### [Your task]
Where a line contains the word "Threshold", copy that line in full.

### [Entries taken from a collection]

/---

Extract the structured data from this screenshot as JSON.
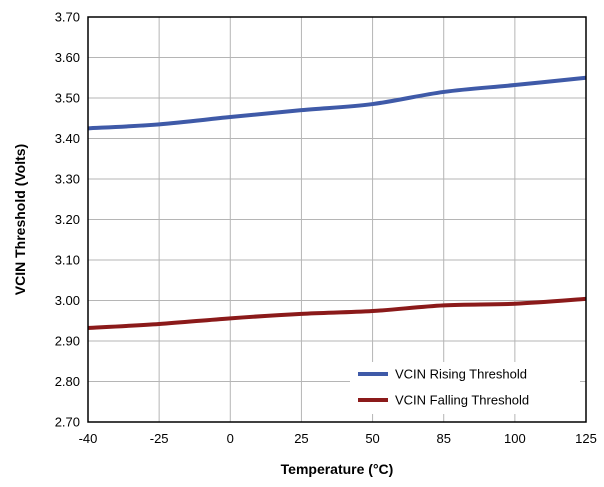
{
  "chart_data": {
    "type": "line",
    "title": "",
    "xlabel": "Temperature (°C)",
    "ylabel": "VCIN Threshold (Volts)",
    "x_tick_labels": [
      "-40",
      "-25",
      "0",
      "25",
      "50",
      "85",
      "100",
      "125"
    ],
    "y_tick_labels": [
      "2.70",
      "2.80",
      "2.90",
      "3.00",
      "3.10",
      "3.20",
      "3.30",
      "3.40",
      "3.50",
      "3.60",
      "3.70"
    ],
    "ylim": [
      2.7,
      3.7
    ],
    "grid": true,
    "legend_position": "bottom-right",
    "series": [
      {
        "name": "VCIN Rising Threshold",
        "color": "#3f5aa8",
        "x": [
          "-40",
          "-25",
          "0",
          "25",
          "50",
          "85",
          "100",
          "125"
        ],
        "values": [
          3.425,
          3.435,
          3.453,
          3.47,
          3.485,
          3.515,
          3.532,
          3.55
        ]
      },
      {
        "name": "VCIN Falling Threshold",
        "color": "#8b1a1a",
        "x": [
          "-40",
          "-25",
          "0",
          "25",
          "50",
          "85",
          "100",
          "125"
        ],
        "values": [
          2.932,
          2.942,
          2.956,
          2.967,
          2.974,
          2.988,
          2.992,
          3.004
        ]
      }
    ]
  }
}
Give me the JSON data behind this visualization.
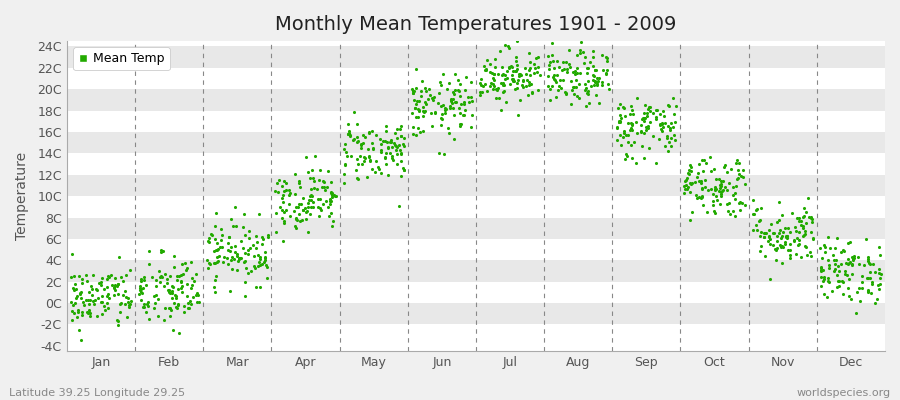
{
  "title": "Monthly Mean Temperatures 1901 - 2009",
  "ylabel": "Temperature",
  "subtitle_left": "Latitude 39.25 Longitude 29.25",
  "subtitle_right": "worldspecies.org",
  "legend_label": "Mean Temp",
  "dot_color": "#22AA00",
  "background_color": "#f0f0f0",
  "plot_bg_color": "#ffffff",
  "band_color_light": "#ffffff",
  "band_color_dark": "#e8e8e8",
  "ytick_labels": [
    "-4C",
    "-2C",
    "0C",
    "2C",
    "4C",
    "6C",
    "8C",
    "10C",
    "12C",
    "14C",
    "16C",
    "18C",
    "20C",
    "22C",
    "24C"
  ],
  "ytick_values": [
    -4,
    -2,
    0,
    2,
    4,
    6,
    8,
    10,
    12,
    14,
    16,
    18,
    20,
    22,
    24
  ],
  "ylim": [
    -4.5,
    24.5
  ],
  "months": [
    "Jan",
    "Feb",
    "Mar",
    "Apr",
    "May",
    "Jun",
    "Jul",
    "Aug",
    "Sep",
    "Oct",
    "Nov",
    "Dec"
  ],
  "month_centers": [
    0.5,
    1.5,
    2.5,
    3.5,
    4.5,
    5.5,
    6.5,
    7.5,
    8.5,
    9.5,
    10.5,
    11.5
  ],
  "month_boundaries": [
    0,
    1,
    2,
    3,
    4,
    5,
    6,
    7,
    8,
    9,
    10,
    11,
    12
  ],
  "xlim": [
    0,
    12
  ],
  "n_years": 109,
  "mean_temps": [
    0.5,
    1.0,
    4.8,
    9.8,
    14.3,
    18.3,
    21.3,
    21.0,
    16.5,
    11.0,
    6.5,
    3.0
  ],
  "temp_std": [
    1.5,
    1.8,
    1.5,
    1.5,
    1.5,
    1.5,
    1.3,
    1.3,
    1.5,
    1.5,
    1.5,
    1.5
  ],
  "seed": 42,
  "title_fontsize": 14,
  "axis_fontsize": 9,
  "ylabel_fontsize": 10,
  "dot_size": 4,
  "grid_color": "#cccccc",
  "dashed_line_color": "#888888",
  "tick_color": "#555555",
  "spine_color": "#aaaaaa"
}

\---

### [Expected answer]
    "ylabel": "VCIN Threshold (Volts)",
        "name": "VCIN Rising Threshold",
        "name": "VCIN Falling Threshold",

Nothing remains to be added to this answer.